To do — Every line that holds the string "Shunt" is to be identified and copied.

-*-

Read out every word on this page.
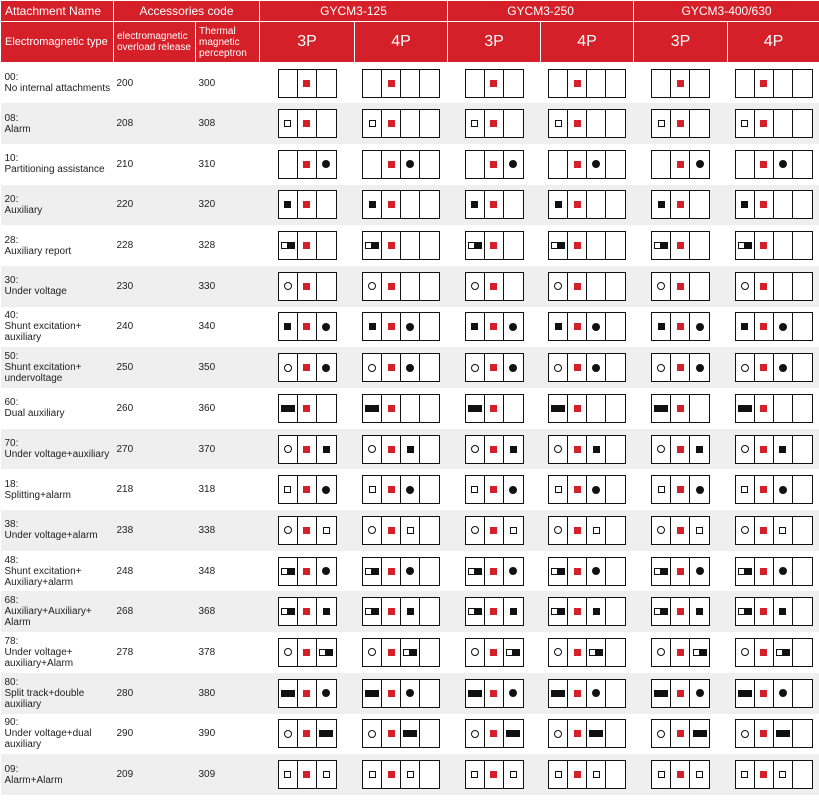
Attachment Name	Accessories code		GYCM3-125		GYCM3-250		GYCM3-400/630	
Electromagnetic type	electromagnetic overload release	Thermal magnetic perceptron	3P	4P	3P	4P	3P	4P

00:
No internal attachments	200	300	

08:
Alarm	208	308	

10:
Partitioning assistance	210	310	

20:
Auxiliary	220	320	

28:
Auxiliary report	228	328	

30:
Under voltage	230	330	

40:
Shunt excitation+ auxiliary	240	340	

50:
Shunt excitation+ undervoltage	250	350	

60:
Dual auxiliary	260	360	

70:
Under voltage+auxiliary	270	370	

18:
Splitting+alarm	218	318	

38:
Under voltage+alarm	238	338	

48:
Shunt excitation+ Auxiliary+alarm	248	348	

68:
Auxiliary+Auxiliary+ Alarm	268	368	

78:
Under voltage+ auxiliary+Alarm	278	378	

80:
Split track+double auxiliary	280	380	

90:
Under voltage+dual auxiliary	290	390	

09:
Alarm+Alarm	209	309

-*-

Exercise result —
Shunt excitation+ auxiliary	240	340	
Shunt excitation+ undervoltage	250	350	
Shunt excitation+ Auxiliary+alarm	248	348	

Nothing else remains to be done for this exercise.